TASK DESCRIPTION
Across the entries below, how many lines contain the string "screenshot"? Give only the count.

EXERCISE MATERIALS
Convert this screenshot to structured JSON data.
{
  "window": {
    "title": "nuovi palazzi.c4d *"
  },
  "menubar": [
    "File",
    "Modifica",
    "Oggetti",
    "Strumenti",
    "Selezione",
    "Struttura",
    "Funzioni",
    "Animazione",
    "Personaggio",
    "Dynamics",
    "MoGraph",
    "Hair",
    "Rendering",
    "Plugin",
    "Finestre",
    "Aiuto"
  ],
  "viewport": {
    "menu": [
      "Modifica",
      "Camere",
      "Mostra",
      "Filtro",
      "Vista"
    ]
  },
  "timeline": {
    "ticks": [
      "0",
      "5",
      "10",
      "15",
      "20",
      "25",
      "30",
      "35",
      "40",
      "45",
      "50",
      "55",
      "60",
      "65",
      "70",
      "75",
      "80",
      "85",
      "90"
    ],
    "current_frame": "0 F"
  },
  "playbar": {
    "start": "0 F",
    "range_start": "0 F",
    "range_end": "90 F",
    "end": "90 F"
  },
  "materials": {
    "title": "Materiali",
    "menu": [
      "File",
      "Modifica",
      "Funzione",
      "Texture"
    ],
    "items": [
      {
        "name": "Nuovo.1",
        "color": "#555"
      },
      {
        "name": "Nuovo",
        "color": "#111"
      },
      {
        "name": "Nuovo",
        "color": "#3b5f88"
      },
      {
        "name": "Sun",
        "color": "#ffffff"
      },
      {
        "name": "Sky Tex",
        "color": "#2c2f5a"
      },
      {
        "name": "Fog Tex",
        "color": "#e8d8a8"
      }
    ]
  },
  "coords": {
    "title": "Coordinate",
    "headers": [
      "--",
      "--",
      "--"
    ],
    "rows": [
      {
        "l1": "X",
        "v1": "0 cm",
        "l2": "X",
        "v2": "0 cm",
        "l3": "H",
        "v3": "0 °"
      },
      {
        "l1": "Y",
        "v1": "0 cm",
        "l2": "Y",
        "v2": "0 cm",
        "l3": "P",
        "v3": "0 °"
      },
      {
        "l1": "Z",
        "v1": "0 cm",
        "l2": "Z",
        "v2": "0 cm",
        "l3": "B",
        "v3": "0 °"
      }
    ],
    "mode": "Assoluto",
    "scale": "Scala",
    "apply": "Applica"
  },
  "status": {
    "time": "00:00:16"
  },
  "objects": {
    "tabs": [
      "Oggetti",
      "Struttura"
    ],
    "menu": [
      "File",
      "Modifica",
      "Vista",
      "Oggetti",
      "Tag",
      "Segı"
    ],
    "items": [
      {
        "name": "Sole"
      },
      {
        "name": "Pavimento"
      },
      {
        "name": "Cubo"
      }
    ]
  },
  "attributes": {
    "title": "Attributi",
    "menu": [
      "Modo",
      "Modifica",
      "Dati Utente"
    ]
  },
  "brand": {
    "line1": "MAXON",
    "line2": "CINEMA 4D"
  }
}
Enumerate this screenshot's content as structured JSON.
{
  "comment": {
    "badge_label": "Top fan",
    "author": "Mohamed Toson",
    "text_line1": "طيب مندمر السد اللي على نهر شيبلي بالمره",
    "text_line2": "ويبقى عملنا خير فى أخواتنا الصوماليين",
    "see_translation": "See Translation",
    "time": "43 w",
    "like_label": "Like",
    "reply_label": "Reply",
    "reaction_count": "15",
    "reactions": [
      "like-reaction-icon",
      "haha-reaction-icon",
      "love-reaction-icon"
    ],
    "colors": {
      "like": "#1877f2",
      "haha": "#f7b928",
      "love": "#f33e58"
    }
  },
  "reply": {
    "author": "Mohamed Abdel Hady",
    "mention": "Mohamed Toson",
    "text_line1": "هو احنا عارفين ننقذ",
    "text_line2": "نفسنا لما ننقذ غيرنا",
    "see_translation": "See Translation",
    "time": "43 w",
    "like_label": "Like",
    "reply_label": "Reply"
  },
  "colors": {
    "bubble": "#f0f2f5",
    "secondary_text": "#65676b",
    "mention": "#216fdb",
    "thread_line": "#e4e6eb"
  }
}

WRITTEN RESPONSE
2